-- Start of DATA LINES --

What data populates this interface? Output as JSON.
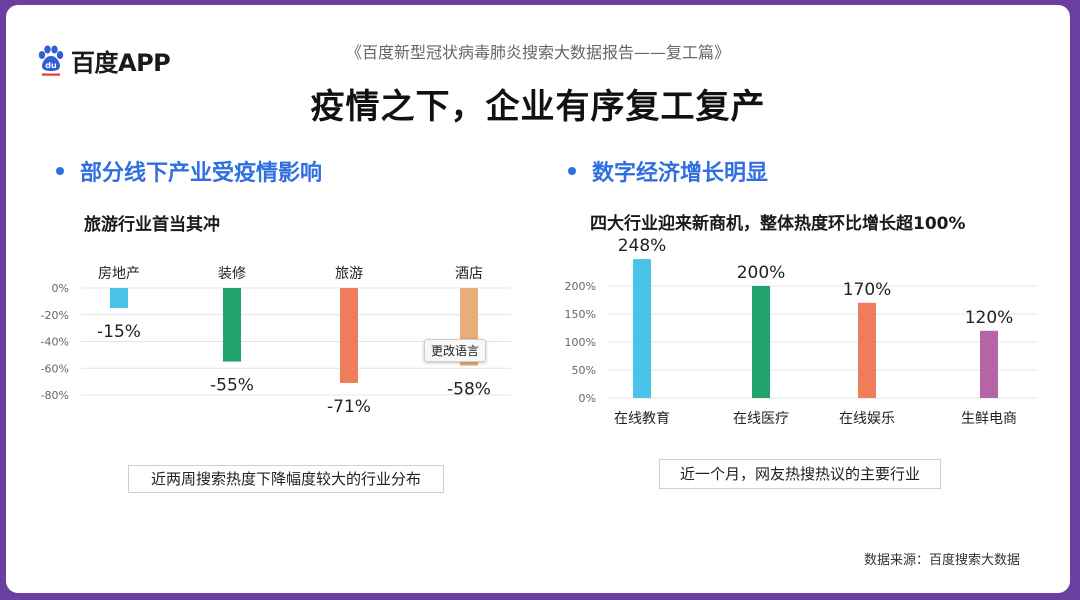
{
  "brand": {
    "logo_text": "百度APP",
    "paw_letters": "du"
  },
  "report_title": "《百度新型冠状病毒肺炎搜索大数据报告——复工篇》",
  "main_title": "疫情之下，企业有序复工复产",
  "left": {
    "heading": "部分线下产业受疫情影响",
    "subheading": "旅游行业首当其冲",
    "caption": "近两周搜索热度下降幅度较大的行业分布",
    "tooltip": "更改语言"
  },
  "right": {
    "heading": "数字经济增长明显",
    "subheading": "四大行业迎来新商机，整体热度环比增长超100%",
    "caption": "近一个月，网友热搜热议的主要行业"
  },
  "source": "数据来源：百度搜索大数据",
  "colors": {
    "accent": "#2f6fdf",
    "background": "#6a3fa0"
  },
  "chart_data": [
    {
      "type": "bar",
      "categories": [
        "房地产",
        "装修",
        "旅游",
        "酒店"
      ],
      "values": [
        -15,
        -55,
        -71,
        -58
      ],
      "value_labels": [
        "-15%",
        "-55%",
        "-71%",
        "-58%"
      ],
      "colors": [
        "#4ac3ea",
        "#21a36b",
        "#ee7d5b",
        "#e8ad78"
      ],
      "yticks": [
        "0%",
        "-20%",
        "-40%",
        "-60%",
        "-80%"
      ],
      "ylim": [
        -80,
        0
      ],
      "grid": true
    },
    {
      "type": "bar",
      "categories": [
        "在线教育",
        "在线医疗",
        "在线娱乐",
        "生鲜电商"
      ],
      "values": [
        248,
        200,
        170,
        120
      ],
      "value_labels": [
        "248%",
        "200%",
        "170%",
        "120%"
      ],
      "colors": [
        "#4ac3ea",
        "#21a36b",
        "#ee7d5b",
        "#b565a5"
      ],
      "yticks": [
        "0%",
        "50%",
        "100%",
        "150%",
        "200%"
      ],
      "ylim": [
        0,
        250
      ],
      "grid": true
    }
  ]
}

-- End of DATA LINES --

> DIRECTION
Provide solely the number of lines in the data that include the word "caption".

> RESULT FOR THIS EXERCISE
2